What is expected
Output the full listing below exactly, without the pictures.

Data shown
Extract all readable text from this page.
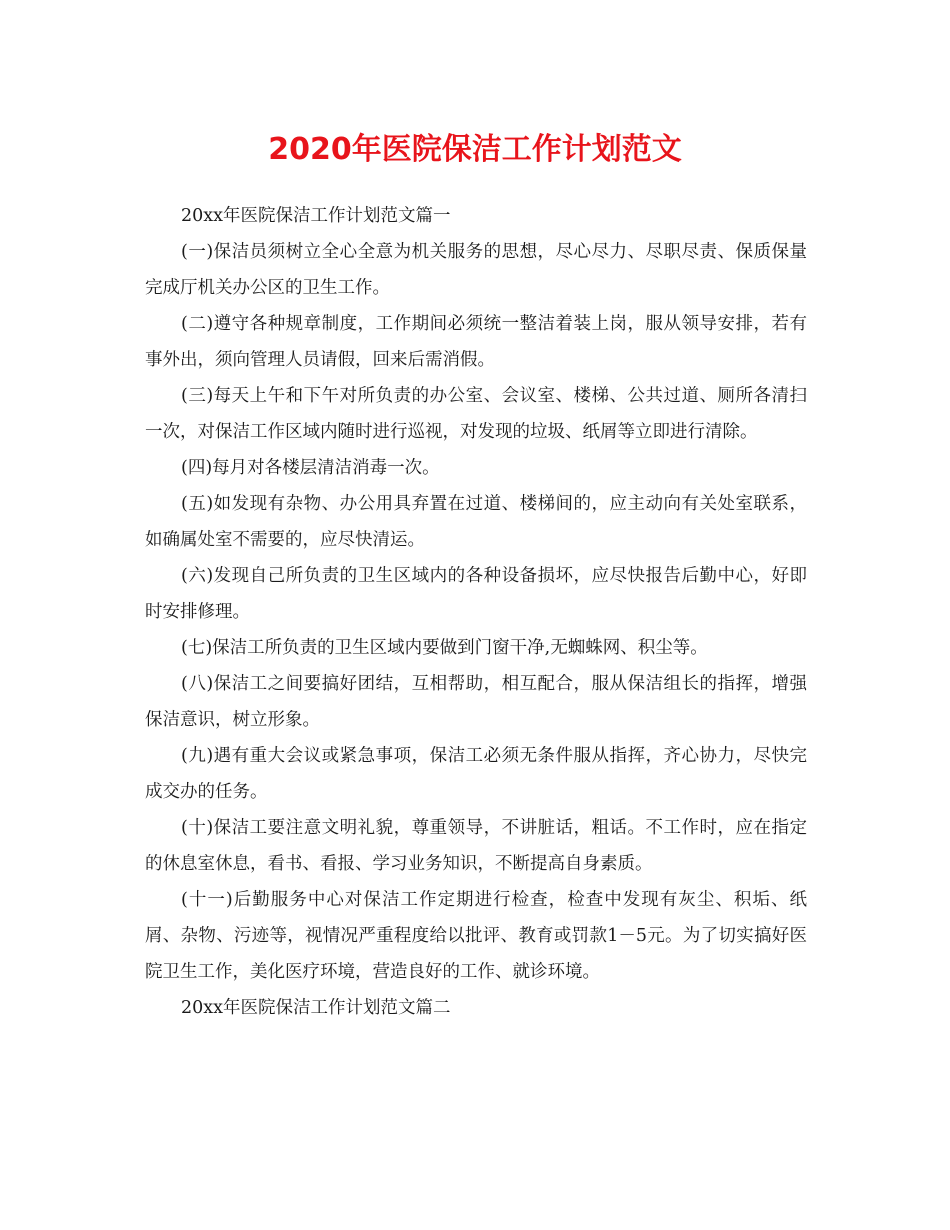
2020年医院保洁工作计划范文

20xx年医院保洁工作计划范文篇一

(一)保洁员须树立全心全意为机关服务的思想，尽心尽力、尽职尽责、保质保量完成厅机关办公区的卫生工作。

(二)遵守各种规章制度，工作期间必须统一整洁着装上岗，服从领导安排，若有事外出，须向管理人员请假，回来后需消假。

(三)每天上午和下午对所负责的办公室、会议室、楼梯、公共过道、厕所各清扫一次，对保洁工作区域内随时进行巡视，对发现的垃圾、纸屑等立即进行清除。

(四)每月对各楼层清洁消毒一次。

(五)如发现有杂物、办公用具弃置在过道、楼梯间的，应主动向有关处室联系，如确属处室不需要的，应尽快清运。

(六)发现自己所负责的卫生区域内的各种设备损坏，应尽快报告后勤中心，好即时安排修理。

(七)保洁工所负责的卫生区域内要做到门窗干净,无蜘蛛网、积尘等。

(八)保洁工之间要搞好团结，互相帮助，相互配合，服从保洁组长的指挥，增强保洁意识，树立形象。

(九)遇有重大会议或紧急事项，保洁工必须无条件服从指挥，齐心协力，尽快完成交办的任务。

(十)保洁工要注意文明礼貌，尊重领导，不讲脏话，粗话。不工作时，应在指定的休息室休息，看书、看报、学习业务知识，不断提高自身素质。

(十一)后勤服务中心对保洁工作定期进行检查，检查中发现有灰尘、积垢、纸屑、杂物、污迹等，视情况严重程度给以批评、教育或罚款1－5元。为了切实搞好医院卫生工作，美化医疗环境，营造良好的工作、就诊环境。

20xx年医院保洁工作计划范文篇二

Worked solution
Extract all readable text from this page.
2020年医院保洁工作计划范文

20xx年医院保洁工作计划范文篇一

(一)保洁员须树立全心全意为机关服务的思想，尽心尽力、尽职尽责、保质保量完成厅机关办公区的卫生工作。

(二)遵守各种规章制度，工作期间必须统一整洁着装上岗，服从领导安排，若有事外出，须向管理人员请假，回来后需消假。

(三)每天上午和下午对所负责的办公室、会议室、楼梯、公共过道、厕所各清扫一次，对保洁工作区域内随时进行巡视，对发现的垃圾、纸屑等立即进行清除。

(四)每月对各楼层清洁消毒一次。

(五)如发现有杂物、办公用具弃置在过道、楼梯间的，应主动向有关处室联系，如确属处室不需要的，应尽快清运。

(六)发现自己所负责的卫生区域内的各种设备损坏，应尽快报告后勤中心，好即时安排修理。

(七)保洁工所负责的卫生区域内要做到门窗干净,无蜘蛛网、积尘等。

(八)保洁工之间要搞好团结，互相帮助，相互配合，服从保洁组长的指挥，增强保洁意识，树立形象。

(九)遇有重大会议或紧急事项，保洁工必须无条件服从指挥，齐心协力，尽快完成交办的任务。

(十)保洁工要注意文明礼貌，尊重领导，不讲脏话，粗话。不工作时，应在指定的休息室休息，看书、看报、学习业务知识，不断提高自身素质。

(十一)后勤服务中心对保洁工作定期进行检查，检查中发现有灰尘、积垢、纸屑、杂物、污迹等，视情况严重程度给以批评、教育或罚款1－5元。为了切实搞好医院卫生工作，美化医疗环境，营造良好的工作、就诊环境。

20xx年医院保洁工作计划范文篇二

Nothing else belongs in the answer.